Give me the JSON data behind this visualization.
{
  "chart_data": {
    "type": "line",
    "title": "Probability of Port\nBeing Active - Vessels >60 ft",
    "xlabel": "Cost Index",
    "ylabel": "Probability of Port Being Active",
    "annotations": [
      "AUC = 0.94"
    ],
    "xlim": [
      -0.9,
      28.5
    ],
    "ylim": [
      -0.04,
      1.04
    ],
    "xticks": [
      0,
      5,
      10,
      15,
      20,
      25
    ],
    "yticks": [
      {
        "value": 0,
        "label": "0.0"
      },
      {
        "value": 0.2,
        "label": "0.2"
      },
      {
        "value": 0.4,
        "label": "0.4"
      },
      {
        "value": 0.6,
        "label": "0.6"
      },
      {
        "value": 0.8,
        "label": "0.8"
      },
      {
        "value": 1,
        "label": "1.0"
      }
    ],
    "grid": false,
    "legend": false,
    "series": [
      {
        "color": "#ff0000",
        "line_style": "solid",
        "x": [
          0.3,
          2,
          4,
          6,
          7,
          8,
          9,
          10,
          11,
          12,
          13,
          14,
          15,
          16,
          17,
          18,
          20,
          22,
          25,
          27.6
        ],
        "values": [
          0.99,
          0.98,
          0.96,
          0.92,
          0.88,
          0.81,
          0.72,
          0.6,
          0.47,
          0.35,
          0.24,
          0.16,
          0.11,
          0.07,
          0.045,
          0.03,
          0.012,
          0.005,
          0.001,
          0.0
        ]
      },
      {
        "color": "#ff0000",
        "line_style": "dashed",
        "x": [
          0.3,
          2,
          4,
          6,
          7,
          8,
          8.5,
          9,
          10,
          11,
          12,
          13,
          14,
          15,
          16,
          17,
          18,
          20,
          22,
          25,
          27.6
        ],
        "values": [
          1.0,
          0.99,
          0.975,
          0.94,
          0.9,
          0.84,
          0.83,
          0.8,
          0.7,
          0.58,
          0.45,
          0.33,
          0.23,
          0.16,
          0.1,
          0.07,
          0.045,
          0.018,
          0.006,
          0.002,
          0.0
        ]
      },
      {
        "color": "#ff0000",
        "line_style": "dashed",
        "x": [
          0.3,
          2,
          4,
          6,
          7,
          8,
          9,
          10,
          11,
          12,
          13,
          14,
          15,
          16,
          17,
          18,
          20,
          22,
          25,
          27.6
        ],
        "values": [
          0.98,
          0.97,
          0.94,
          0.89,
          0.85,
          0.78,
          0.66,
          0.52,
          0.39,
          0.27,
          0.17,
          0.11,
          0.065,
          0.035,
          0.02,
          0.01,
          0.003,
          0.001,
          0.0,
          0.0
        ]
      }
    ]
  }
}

Set exercise - All of the records must be repeated exactly.

Task output -
Give me the JSON data behind this visualization.
{
  "chart_data": {
    "type": "line",
    "title": "Probability of Port\nBeing Active - Vessels >60 ft",
    "xlabel": "Cost Index",
    "ylabel": "Probability of Port Being Active",
    "annotations": [
      "AUC = 0.94"
    ],
    "xlim": [
      -0.9,
      28.5
    ],
    "ylim": [
      -0.04,
      1.04
    ],
    "xticks": [
      0,
      5,
      10,
      15,
      20,
      25
    ],
    "yticks": [
      {
        "value": 0,
        "label": "0.0"
      },
      {
        "value": 0.2,
        "label": "0.2"
      },
      {
        "value": 0.4,
        "label": "0.4"
      },
      {
        "value": 0.6,
        "label": "0.6"
      },
      {
        "value": 0.8,
        "label": "0.8"
      },
      {
        "value": 1,
        "label": "1.0"
      }
    ],
    "grid": false,
    "legend": false,
    "series": [
      {
        "color": "#ff0000",
        "line_style": "solid",
        "x": [
          0.3,
          2,
          4,
          6,
          7,
          8,
          9,
          10,
          11,
          12,
          13,
          14,
          15,
          16,
          17,
          18,
          20,
          22,
          25,
          27.6
        ],
        "values": [
          0.99,
          0.98,
          0.96,
          0.92,
          0.88,
          0.81,
          0.72,
          0.6,
          0.47,
          0.35,
          0.24,
          0.16,
          0.11,
          0.07,
          0.045,
          0.03,
          0.012,
          0.005,
          0.001,
          0.0
        ]
      },
      {
        "color": "#ff0000",
        "line_style": "dashed",
        "x": [
          0.3,
          2,
          4,
          6,
          7,
          8,
          8.5,
          9,
          10,
          11,
          12,
          13,
          14,
          15,
          16,
          17,
          18,
          20,
          22,
          25,
          27.6
        ],
        "values": [
          1.0,
          0.99,
          0.975,
          0.94,
          0.9,
          0.84,
          0.83,
          0.8,
          0.7,
          0.58,
          0.45,
          0.33,
          0.23,
          0.16,
          0.1,
          0.07,
          0.045,
          0.018,
          0.006,
          0.002,
          0.0
        ]
      },
      {
        "color": "#ff0000",
        "line_style": "dashed",
        "x": [
          0.3,
          2,
          4,
          6,
          7,
          8,
          9,
          10,
          11,
          12,
          13,
          14,
          15,
          16,
          17,
          18,
          20,
          22,
          25,
          27.6
        ],
        "values": [
          0.98,
          0.97,
          0.94,
          0.89,
          0.85,
          0.78,
          0.66,
          0.52,
          0.39,
          0.27,
          0.17,
          0.11,
          0.065,
          0.035,
          0.02,
          0.01,
          0.003,
          0.001,
          0.0,
          0.0
        ]
      }
    ]
  }
}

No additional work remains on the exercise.